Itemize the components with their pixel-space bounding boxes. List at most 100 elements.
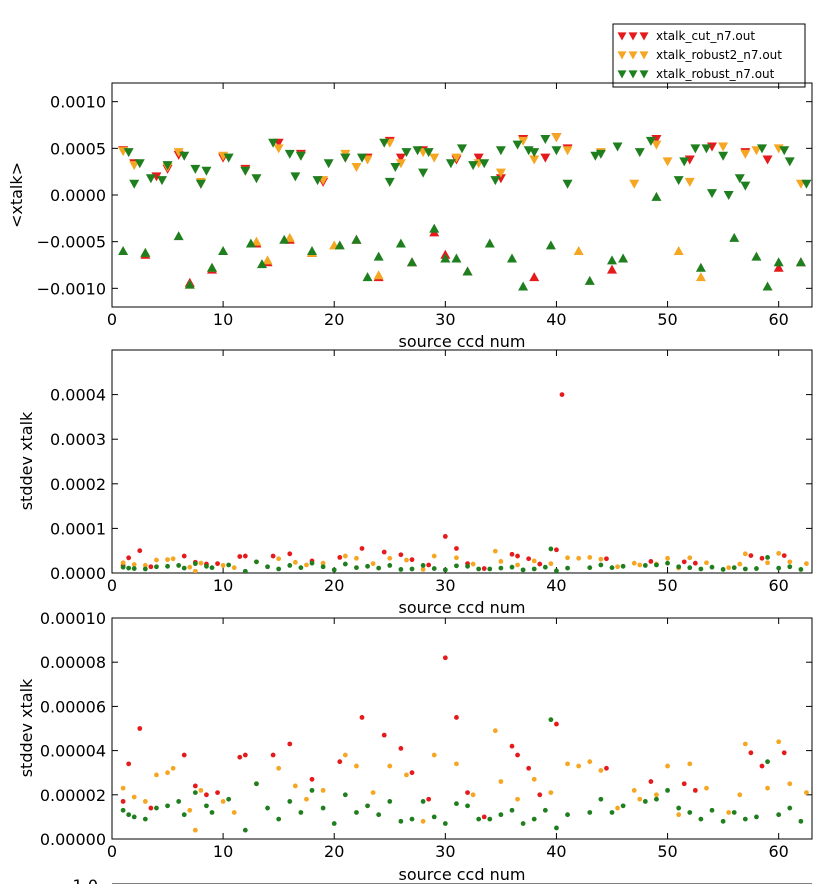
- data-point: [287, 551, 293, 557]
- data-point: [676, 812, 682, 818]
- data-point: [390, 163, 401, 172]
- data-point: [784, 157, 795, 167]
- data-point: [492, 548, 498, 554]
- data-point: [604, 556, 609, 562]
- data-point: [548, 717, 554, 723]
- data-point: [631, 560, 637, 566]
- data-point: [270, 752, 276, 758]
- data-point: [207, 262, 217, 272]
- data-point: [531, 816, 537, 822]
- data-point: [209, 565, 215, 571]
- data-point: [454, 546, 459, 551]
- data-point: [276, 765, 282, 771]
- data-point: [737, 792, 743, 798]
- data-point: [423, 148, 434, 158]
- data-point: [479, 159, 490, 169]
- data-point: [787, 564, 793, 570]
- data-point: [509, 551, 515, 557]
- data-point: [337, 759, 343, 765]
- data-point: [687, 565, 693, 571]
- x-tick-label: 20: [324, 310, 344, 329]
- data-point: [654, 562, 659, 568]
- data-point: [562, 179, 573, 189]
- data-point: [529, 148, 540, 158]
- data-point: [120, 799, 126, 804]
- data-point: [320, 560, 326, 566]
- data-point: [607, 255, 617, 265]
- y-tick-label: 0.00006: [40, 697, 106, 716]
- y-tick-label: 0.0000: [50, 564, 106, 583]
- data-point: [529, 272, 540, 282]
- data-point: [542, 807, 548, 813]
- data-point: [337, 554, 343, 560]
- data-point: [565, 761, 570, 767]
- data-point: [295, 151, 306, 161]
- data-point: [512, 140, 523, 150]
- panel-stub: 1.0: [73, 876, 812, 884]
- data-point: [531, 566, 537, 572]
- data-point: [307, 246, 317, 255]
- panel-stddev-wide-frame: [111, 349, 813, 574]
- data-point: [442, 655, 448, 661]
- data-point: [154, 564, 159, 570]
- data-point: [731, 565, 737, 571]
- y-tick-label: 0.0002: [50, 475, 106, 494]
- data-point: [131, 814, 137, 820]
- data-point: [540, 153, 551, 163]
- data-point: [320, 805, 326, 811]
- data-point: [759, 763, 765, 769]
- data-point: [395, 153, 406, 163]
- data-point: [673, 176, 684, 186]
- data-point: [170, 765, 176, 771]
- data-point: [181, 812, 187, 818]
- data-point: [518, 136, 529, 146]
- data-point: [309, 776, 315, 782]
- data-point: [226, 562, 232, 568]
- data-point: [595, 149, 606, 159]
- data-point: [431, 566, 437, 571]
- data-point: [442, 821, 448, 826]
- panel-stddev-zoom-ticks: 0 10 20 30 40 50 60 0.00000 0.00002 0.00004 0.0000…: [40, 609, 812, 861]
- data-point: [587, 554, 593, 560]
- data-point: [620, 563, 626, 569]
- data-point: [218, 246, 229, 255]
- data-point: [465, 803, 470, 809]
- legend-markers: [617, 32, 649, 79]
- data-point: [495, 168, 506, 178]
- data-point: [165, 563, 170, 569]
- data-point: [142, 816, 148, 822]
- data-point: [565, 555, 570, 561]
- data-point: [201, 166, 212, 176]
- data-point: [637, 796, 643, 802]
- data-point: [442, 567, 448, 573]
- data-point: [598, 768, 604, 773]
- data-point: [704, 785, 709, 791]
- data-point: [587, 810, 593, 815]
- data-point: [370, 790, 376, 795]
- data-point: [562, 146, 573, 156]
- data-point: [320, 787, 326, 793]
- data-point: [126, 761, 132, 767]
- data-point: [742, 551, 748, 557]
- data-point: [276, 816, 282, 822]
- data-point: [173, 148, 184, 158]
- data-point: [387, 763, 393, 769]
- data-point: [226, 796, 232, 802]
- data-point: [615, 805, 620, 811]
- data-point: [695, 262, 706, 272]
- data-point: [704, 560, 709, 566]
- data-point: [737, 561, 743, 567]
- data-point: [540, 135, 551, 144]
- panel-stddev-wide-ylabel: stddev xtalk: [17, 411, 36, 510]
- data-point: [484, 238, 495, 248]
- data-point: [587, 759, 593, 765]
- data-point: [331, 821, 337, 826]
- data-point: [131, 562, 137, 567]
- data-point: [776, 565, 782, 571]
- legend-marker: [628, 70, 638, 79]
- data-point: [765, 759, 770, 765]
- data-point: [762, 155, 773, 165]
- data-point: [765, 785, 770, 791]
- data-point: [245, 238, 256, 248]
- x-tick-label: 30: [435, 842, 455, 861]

==

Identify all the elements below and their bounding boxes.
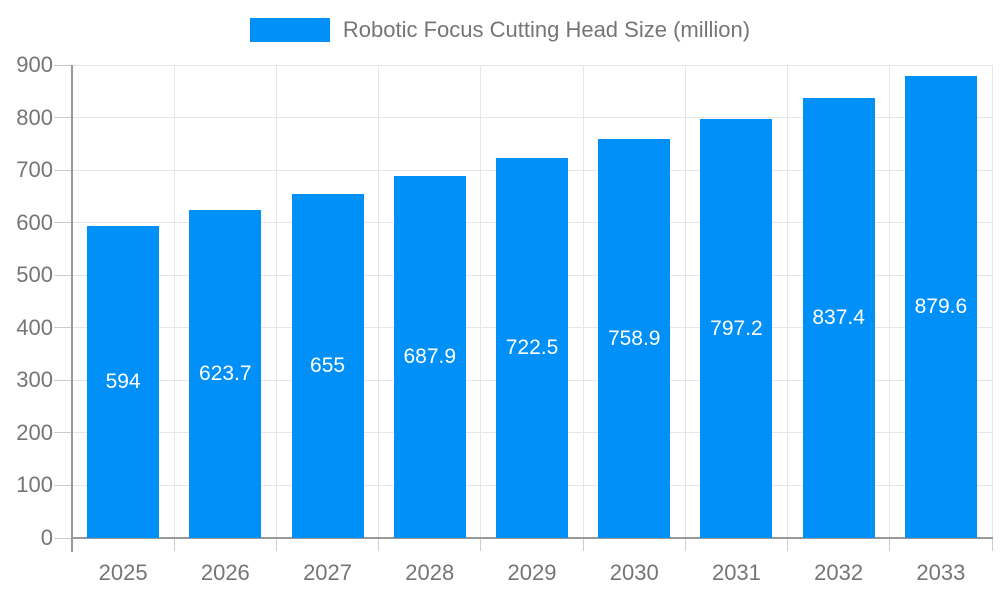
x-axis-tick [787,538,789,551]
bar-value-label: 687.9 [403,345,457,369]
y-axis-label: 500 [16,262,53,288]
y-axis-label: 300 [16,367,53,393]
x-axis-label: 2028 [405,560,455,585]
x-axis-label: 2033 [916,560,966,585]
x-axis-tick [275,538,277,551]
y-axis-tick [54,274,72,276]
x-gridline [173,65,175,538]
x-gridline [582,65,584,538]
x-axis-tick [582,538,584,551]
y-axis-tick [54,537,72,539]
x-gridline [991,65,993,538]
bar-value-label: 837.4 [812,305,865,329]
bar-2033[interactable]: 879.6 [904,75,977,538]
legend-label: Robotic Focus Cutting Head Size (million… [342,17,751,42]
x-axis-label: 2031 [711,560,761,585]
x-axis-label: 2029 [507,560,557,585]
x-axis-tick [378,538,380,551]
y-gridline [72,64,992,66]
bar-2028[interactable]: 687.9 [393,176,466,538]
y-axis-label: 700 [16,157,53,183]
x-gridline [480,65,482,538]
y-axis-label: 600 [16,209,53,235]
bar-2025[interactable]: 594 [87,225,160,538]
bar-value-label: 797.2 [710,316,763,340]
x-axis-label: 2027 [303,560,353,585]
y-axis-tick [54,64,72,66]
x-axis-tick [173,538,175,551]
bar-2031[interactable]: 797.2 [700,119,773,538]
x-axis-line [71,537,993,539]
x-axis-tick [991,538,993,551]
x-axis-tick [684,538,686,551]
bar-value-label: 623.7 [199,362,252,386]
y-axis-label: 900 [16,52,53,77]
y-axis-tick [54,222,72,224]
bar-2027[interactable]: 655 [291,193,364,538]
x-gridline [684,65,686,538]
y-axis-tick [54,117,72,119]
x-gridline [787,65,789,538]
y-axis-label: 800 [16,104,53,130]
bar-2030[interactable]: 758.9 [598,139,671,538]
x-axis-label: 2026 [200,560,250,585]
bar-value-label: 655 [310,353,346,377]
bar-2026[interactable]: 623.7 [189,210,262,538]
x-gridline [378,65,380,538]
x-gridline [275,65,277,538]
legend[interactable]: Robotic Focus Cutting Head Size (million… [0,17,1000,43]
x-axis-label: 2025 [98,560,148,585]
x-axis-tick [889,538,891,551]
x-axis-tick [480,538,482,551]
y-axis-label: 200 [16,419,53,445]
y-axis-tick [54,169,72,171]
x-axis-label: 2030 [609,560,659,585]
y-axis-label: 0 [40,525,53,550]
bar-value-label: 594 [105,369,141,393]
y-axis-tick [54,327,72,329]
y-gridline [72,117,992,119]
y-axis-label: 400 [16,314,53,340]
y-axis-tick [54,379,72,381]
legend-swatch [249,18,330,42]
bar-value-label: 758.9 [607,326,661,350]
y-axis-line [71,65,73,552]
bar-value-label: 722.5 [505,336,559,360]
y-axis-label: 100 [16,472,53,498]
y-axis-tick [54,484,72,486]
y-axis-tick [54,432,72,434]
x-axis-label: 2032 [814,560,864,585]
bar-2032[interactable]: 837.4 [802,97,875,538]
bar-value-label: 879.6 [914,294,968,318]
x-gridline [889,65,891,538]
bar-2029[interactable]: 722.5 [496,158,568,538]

◆ TASK STATEMENT: Copy out the listing lines verbatim, starting with the line that contains "- data-point: [287, 551, 293, 557]" and going on through the line that contains "- data-point: [548, 717, 554, 723]".

◆ SOLUTION TO THIS TASK:
- data-point: [287, 551, 293, 557]
- data-point: [676, 812, 682, 818]
- data-point: [390, 163, 401, 172]
- data-point: [784, 157, 795, 167]
- data-point: [492, 548, 498, 554]
- data-point: [604, 556, 609, 562]
- data-point: [548, 717, 554, 723]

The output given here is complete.